==== Information shown
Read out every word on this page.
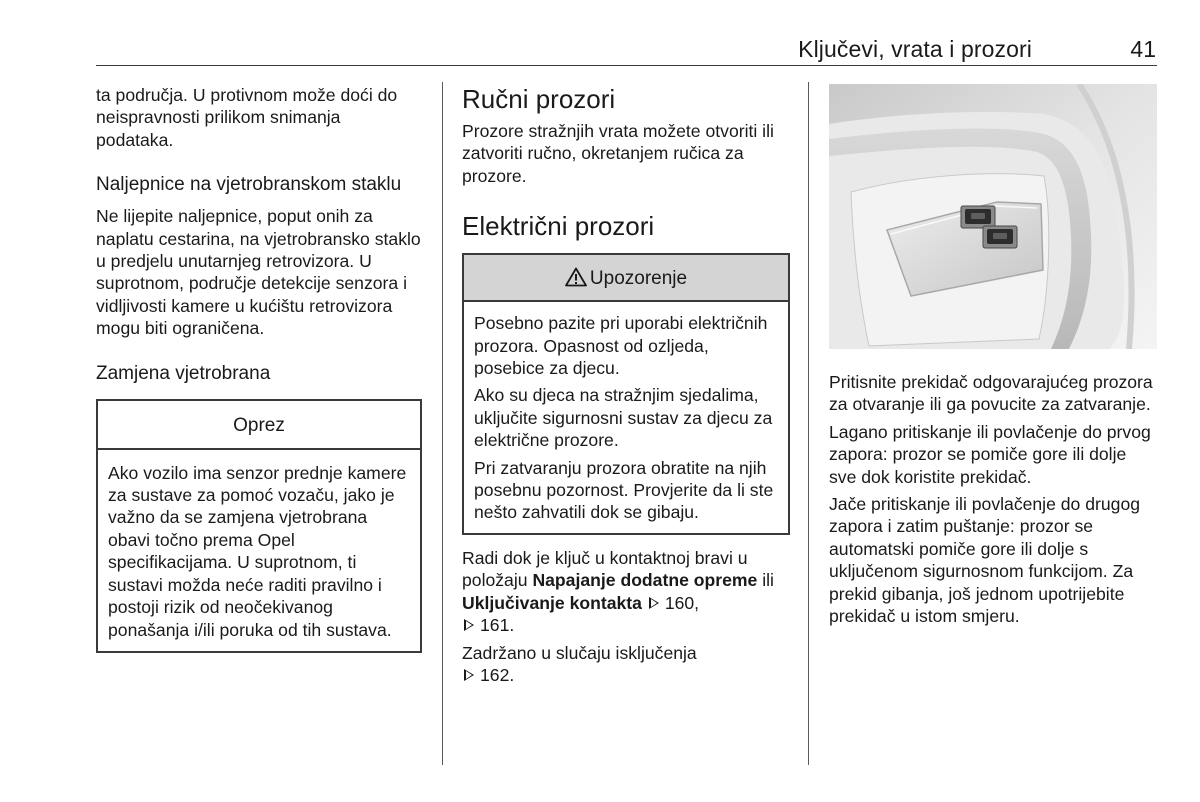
Ključevi, vrata i prozori	41

ta područja. U protivnom može doći do neispravnosti prilikom snimanja podataka.

Naljepnice na vjetrobranskom staklu

Ne lijepite naljepnice, poput onih za naplatu cestarina, na vjetrobransko staklo u predjelu unutarnjeg retrovizora. U suprotnom, područje detekcije senzora i vidljivosti kamere u kućištu retrovizora mogu biti ograničena.

Zamjena vjetrobrana
Oprez

Ako vozilo ima senzor prednje kamere za sustave za pomoć vozaču, jako je važno da se zamjena vjetrobrana obavi točno prema Opel specifikacijama. U suprotnom, ti sustavi možda neće raditi pravilno i postoji rizik od neočekivanog ponašanja i/ili poruka od tih sustava.

Ručni prozori

Prozore stražnjih vrata možete otvoriti ili zatvoriti ručno, okretanjem ručica za prozore.

Električni prozori
Upozorenje

Posebno pazite pri uporabi električnih prozora. Opasnost od ozljeda, posebice za djecu.

Ako su djeca na stražnjim sjedalima, uključite sigurnosni sustav za djecu za električne prozore.

Pri zatvaranju prozora obratite na njih posebnu pozornost. Provjerite da li ste nešto zahvatili dok se gibaju.

Radi dok je ključ u kontaktnoj bravi u položaju Napajanje dodatne opreme ili Uključivanje kontakta 160,
161.

Zadržano u slučaju isključenja
162.

Pritisnite prekidač odgovarajućeg prozora za otvaranje ili ga povucite za zatvaranje.

Lagano pritiskanje ili povlačenje do prvog zapora: prozor se pomiče gore ili dolje sve dok koristite prekidač.

Jače pritiskanje ili povlačenje do drugog zapora i zatim puštanje: prozor se automatski pomiče gore ili dolje s uključenom sigurnosnom funkcijom. Za prekid gibanja, još jednom upotrijebite prekidač u istom smjeru.
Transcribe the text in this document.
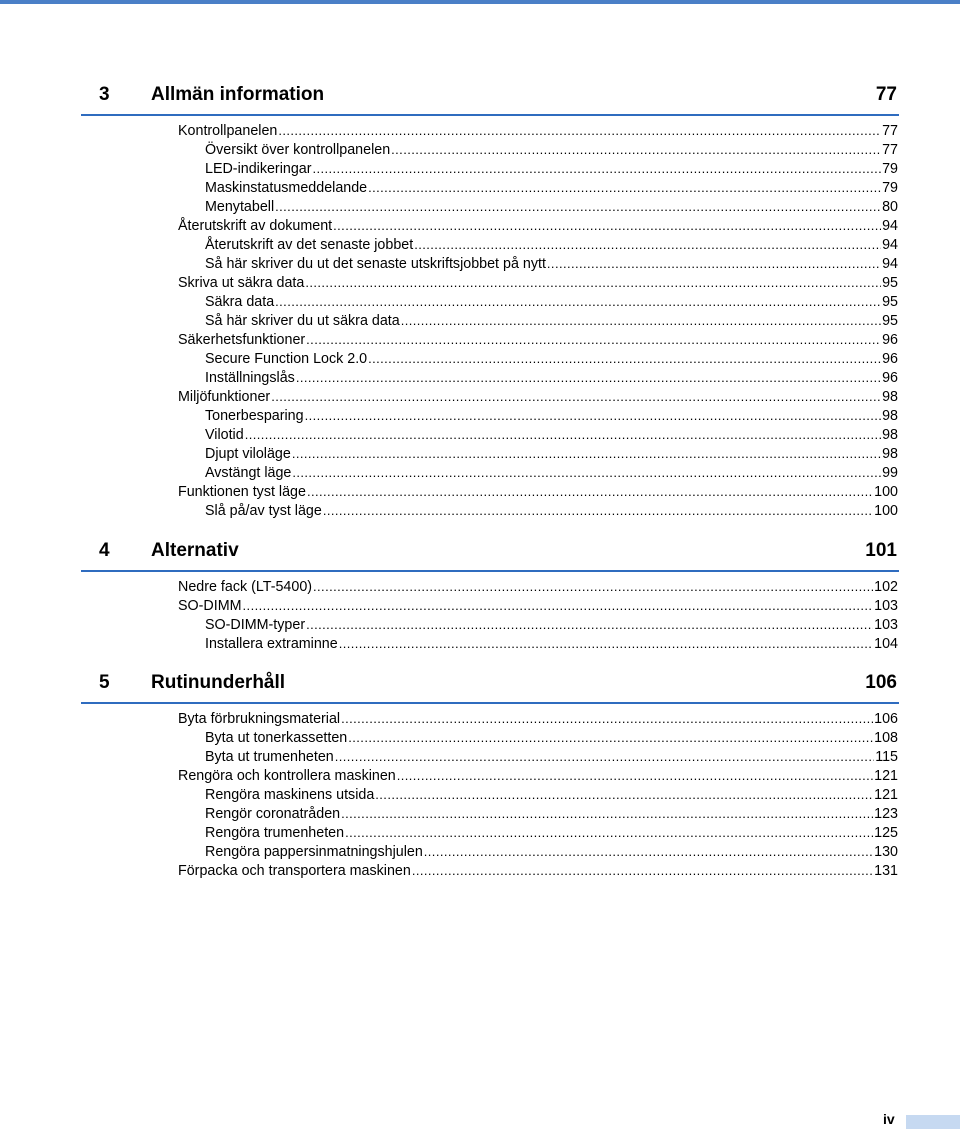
3 Allmän information	77
Kontrollpanelen .....	77
Översikt över kontrollpanelen .....	77
LED-indikeringar .....	79
Maskinstatusmeddelande .....	79
Menytabell .....	80
Återutskrift av dokument .....	94
Återutskrift av det senaste jobbet .....	94
Så här skriver du ut det senaste utskriftsjobbet på nytt .....	94
Skriva ut säkra data .....	95
Säkra data .....	95
Så här skriver du ut säkra data .....	95
Säkerhetsfunktioner .....	96
Secure Function Lock 2.0 .....	96
Inställningslås .....	96
Miljöfunktioner .....	98
Tonerbesparing .....	98
Vilotid .....	98
Djupt viloläge .....	98
Avstängt läge .....	99
Funktionen tyst läge .....	100
Slå på/av tyst läge .....	100
4 Alternativ	101
Nedre fack (LT-5400) .....	102
SO-DIMM .....	103
SO-DIMM-typer .....	103
Installera extraminne .....	104
5 Rutinunderhåll	106
Byta förbrukningsmaterial .....	106
Byta ut tonerkassetten .....	108
Byta ut trumenheten .....	115
Rengöra och kontrollera maskinen .....	121
Rengöra maskinens utsida .....	121
Rengör coronatråden .....	123
Rengöra trumenheten .....	125
Rengöra pappersinmatningshjulen .....	130
Förpacka och transportera maskinen .....	131
iv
========
Each entry should be repeated exactly as it appears; the pictures stay out.

Read out every word on this page.
Ključevi, vrata i prozori	41

ta područja. U protivnom može doći do neispravnosti prilikom snimanja podataka.

Naljepnice na vjetrobranskom staklu

Ne lijepite naljepnice, poput onih za naplatu cestarina, na vjetrobransko staklo u predjelu unutarnjeg retrovizora. U suprotnom, područje detekcije senzora i vidljivosti kamere u kućištu retrovizora mogu biti ograničena.

Zamjena vjetrobrana
Oprez

Ako vozilo ima senzor prednje kamere za sustave za pomoć vozaču, jako je važno da se zamjena vjetrobrana obavi točno prema Opel specifikacijama. U suprotnom, ti sustavi možda neće raditi pravilno i postoji rizik od neočekivanog ponašanja i/ili poruka od tih sustava.

Ručni prozori

Prozore stražnjih vrata možete otvoriti ili zatvoriti ručno, okretanjem ručica za prozore.

Električni prozori
Upozorenje

Posebno pazite pri uporabi električnih prozora. Opasnost od ozljeda, posebice za djecu.

Ako su djeca na stražnjim sjedalima, uključite sigurnosni sustav za djecu za električne prozore.

Pri zatvaranju prozora obratite na njih posebnu pozornost. Provjerite da li ste nešto zahvatili dok se gibaju.

Radi dok je ključ u kontaktnoj bravi u položaju Napajanje dodatne opreme ili Uključivanje kontakta 160,
161.

Zadržano u slučaju isključenja
162.

Pritisnite prekidač odgovarajućeg prozora za otvaranje ili ga povucite za zatvaranje.

Lagano pritiskanje ili povlačenje do prvog zapora: prozor se pomiče gore ili dolje sve dok koristite prekidač.

Jače pritiskanje ili povlačenje do drugog zapora i zatim puštanje: prozor se automatski pomiče gore ili dolje s uključenom sigurnosnom funkcijom. Za prekid gibanja, još jednom upotrijebite prekidač u istom smjeru.
Transcribe the text in this document.
3 Allmän information	77
Kontrollpanelen .....	77
Översikt över kontrollpanelen .....	77
LED-indikeringar .....	79
Maskinstatusmeddelande .....	79
Menytabell .....	80
Återutskrift av dokument .....	94
Återutskrift av det senaste jobbet .....	94
Så här skriver du ut det senaste utskriftsjobbet på nytt .....	94
Skriva ut säkra data .....	95
Säkra data .....	95
Så här skriver du ut säkra data .....	95
Säkerhetsfunktioner .....	96
Secure Function Lock 2.0 .....	96
Inställningslås .....	96
Miljöfunktioner .....	98
Tonerbesparing .....	98
Vilotid .....	98
Djupt viloläge .....	98
Avstängt läge .....	99
Funktionen tyst läge .....	100
Slå på/av tyst läge .....	100
4 Alternativ	101
Nedre fack (LT-5400) .....	102
SO-DIMM .....	103
SO-DIMM-typer .....	103
Installera extraminne .....	104
5 Rutinunderhåll	106
Byta förbrukningsmaterial .....	106
Byta ut tonerkassetten .....	108
Byta ut trumenheten .....	115
Rengöra och kontrollera maskinen .....	121
Rengöra maskinens utsida .....	121
Rengör coronatråden .....	123
Rengöra trumenheten .....	125
Rengöra pappersinmatningshjulen .....	130
Förpacka och transportera maskinen .....	131
iv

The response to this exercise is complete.